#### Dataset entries
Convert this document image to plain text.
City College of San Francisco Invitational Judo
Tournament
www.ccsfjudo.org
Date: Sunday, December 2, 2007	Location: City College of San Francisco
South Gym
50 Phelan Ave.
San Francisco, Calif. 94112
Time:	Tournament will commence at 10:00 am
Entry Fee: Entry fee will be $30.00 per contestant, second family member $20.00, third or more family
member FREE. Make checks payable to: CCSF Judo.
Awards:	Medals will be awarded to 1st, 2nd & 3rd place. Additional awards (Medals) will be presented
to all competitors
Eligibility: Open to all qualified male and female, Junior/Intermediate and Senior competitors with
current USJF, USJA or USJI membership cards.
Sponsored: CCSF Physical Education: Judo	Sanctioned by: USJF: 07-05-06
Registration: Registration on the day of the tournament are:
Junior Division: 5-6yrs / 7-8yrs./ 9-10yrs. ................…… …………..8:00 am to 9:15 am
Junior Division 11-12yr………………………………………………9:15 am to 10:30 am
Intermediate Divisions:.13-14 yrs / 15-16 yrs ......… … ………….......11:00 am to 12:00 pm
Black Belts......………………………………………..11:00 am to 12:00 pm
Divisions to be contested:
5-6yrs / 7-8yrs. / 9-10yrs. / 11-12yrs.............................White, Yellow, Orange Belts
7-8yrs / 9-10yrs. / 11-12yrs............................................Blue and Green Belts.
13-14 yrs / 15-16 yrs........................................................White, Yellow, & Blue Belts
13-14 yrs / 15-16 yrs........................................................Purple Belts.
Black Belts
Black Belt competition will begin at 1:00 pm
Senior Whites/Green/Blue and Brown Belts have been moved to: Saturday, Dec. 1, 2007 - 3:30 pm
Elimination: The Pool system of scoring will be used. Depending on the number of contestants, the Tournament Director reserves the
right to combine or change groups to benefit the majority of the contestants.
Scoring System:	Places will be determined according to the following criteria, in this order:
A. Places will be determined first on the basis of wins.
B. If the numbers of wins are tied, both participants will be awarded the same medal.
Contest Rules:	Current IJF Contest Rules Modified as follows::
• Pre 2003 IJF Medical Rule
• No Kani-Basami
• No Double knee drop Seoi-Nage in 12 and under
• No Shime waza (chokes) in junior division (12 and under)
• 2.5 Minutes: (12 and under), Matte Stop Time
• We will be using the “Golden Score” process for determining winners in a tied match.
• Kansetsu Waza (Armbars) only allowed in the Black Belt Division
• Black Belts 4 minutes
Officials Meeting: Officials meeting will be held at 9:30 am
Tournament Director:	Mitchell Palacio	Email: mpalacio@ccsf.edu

#### What is expected
Using the material above, state how many lines include the string "Divisions". Answer with a single number.

#### Output of the exercise
2